RECORDS PROVIDED ->
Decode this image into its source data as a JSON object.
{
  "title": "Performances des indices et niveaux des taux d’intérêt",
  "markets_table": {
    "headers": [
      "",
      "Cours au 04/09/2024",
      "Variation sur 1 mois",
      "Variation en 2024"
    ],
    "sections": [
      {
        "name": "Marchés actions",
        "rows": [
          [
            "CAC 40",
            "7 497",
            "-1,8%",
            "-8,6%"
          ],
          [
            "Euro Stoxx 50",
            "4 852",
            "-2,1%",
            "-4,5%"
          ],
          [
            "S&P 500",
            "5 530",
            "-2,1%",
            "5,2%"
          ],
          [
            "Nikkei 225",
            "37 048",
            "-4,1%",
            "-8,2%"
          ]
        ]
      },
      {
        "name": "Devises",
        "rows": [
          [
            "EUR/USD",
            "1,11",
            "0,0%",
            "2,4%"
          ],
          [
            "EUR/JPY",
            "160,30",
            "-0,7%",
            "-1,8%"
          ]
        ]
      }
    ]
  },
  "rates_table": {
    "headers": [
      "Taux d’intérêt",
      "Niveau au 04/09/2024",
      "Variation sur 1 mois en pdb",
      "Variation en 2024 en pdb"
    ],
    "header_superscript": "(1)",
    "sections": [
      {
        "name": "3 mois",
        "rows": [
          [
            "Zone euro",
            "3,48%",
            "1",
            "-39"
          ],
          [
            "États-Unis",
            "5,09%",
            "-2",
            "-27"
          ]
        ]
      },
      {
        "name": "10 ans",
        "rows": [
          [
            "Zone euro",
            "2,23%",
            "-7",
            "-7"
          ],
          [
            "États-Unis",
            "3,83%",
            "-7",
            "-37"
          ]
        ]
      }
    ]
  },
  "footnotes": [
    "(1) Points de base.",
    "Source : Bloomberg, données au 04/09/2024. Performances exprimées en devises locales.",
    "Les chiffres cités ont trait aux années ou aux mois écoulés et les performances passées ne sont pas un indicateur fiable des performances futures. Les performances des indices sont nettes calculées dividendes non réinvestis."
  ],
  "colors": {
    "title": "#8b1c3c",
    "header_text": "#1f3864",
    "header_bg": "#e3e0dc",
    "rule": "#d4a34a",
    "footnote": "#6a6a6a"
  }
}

THE EXERCISE ->
Retype all the material above precisely, with no line left out.

WRITTEN SOLUTION ->
Decode this image into its source data as a JSON object.
{
  "title": "Performances des indices et niveaux des taux d’intérêt",
  "markets_table": {
    "headers": [
      "",
      "Cours au 04/09/2024",
      "Variation sur 1 mois",
      "Variation en 2024"
    ],
    "sections": [
      {
        "name": "Marchés actions",
        "rows": [
          [
            "CAC 40",
            "7 497",
            "-1,8%",
            "-8,6%"
          ],
          [
            "Euro Stoxx 50",
            "4 852",
            "-2,1%",
            "-4,5%"
          ],
          [
            "S&P 500",
            "5 530",
            "-2,1%",
            "5,2%"
          ],
          [
            "Nikkei 225",
            "37 048",
            "-4,1%",
            "-8,2%"
          ]
        ]
      },
      {
        "name": "Devises",
        "rows": [
          [
            "EUR/USD",
            "1,11",
            "0,0%",
            "2,4%"
          ],
          [
            "EUR/JPY",
            "160,30",
            "-0,7%",
            "-1,8%"
          ]
        ]
      }
    ]
  },
  "rates_table": {
    "headers": [
      "Taux d’intérêt",
      "Niveau au 04/09/2024",
      "Variation sur 1 mois en pdb",
      "Variation en 2024 en pdb"
    ],
    "header_superscript": "(1)",
    "sections": [
      {
        "name": "3 mois",
        "rows": [
          [
            "Zone euro",
            "3,48%",
            "1",
            "-39"
          ],
          [
            "États-Unis",
            "5,09%",
            "-2",
            "-27"
          ]
        ]
      },
      {
        "name": "10 ans",
        "rows": [
          [
            "Zone euro",
            "2,23%",
            "-7",
            "-7"
          ],
          [
            "États-Unis",
            "3,83%",
            "-7",
            "-37"
          ]
        ]
      }
    ]
  },
  "footnotes": [
    "(1) Points de base.",
    "Source : Bloomberg, données au 04/09/2024. Performances exprimées en devises locales.",
    "Les chiffres cités ont trait aux années ou aux mois écoulés et les performances passées ne sont pas un indicateur fiable des performances futures. Les performances des indices sont nettes calculées dividendes non réinvestis."
  ],
  "colors": {
    "title": "#8b1c3c",
    "header_text": "#1f3864",
    "header_bg": "#e3e0dc",
    "rule": "#d4a34a",
    "footnote": "#6a6a6a"
  }
}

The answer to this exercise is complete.